Search the records that follow and extract every line containing the string "vous".

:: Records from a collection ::
◆ ◆ ◆ ◆

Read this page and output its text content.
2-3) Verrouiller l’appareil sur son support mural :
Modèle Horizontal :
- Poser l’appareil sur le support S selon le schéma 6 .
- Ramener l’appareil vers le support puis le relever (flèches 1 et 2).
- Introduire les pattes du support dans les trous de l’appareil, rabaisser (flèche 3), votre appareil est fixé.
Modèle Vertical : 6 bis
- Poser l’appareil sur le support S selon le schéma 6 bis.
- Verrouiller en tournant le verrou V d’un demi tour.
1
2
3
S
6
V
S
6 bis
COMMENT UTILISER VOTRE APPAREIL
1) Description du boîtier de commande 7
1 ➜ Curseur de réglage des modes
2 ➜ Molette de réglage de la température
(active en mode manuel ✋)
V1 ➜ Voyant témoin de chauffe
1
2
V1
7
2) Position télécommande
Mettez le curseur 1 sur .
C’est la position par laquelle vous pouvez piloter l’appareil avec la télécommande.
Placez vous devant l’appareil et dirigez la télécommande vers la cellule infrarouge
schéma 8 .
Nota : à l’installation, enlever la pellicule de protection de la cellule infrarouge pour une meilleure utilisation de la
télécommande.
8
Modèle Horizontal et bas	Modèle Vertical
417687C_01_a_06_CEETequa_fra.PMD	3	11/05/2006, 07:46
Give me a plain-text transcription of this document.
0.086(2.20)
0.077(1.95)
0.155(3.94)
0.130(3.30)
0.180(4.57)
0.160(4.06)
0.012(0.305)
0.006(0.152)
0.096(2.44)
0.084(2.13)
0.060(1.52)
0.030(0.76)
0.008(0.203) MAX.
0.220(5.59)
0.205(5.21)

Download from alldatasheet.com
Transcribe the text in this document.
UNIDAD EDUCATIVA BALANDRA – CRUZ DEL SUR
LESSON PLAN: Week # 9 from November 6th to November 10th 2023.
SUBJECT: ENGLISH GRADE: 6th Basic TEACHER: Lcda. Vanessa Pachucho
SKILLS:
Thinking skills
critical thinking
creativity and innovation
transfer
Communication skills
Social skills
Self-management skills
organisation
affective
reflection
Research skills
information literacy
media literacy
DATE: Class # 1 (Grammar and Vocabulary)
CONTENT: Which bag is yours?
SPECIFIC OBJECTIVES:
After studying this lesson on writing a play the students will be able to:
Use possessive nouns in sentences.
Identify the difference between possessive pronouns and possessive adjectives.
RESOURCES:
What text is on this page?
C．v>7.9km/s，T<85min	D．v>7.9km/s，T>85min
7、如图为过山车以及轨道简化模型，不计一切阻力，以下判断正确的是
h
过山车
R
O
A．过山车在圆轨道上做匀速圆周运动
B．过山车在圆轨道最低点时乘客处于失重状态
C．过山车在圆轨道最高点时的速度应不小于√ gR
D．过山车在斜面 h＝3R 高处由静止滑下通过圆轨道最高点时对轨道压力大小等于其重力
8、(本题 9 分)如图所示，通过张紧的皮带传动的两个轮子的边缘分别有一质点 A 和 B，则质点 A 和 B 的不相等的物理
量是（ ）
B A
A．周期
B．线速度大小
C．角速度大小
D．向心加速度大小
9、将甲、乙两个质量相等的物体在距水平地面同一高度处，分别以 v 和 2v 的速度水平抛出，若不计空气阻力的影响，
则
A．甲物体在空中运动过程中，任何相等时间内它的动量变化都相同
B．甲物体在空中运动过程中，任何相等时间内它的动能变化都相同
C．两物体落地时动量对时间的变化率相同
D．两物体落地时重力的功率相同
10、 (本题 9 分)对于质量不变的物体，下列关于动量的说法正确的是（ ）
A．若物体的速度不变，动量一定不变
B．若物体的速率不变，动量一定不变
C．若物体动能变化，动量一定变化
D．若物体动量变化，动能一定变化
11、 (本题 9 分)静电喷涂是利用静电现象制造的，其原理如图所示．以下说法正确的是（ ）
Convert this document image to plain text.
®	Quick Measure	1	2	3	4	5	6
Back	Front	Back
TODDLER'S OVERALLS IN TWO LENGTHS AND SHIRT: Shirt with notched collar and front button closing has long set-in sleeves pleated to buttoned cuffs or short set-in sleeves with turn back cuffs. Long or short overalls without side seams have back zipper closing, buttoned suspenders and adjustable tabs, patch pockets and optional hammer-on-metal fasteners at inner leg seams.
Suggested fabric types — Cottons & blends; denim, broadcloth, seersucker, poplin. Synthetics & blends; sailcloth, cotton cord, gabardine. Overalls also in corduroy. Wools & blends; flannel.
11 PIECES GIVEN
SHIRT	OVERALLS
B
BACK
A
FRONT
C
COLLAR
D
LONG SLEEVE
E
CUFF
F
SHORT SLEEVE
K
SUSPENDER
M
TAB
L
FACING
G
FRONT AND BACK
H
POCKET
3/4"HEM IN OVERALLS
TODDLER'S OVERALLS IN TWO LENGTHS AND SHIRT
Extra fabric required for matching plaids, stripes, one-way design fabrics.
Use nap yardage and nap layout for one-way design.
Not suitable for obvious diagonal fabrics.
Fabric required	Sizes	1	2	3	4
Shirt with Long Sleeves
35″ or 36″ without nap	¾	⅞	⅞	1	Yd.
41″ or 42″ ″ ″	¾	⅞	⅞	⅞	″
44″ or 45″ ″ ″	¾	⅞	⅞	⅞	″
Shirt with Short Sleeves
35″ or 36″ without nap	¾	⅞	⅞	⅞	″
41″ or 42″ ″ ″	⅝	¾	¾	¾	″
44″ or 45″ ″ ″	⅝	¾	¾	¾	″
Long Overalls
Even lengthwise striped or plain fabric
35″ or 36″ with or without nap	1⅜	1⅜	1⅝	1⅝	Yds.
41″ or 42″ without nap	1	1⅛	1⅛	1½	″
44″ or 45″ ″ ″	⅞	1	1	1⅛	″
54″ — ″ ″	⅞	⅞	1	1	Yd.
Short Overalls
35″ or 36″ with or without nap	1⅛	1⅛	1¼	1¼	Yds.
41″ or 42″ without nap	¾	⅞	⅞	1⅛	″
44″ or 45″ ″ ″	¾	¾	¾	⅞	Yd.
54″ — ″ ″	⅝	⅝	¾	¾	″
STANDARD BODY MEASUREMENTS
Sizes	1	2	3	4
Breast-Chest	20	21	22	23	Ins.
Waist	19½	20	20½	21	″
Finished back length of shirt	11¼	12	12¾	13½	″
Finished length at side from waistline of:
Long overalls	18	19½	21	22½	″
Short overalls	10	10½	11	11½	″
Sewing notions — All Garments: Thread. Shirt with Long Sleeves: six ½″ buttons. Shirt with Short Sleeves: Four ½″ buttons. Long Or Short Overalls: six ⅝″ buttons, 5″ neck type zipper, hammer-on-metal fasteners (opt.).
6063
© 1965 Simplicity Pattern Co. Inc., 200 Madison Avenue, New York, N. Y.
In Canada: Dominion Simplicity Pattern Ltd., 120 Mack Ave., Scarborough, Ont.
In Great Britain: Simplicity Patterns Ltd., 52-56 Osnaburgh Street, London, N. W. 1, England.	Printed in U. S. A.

◆ ◆ ◆ ◆

:: Answer in full ::
C’est la position par laquelle vous pouvez piloter l’appareil avec la télécommande.
Placez vous devant l’appareil et dirigez la télécommande vers la cellule infrarouge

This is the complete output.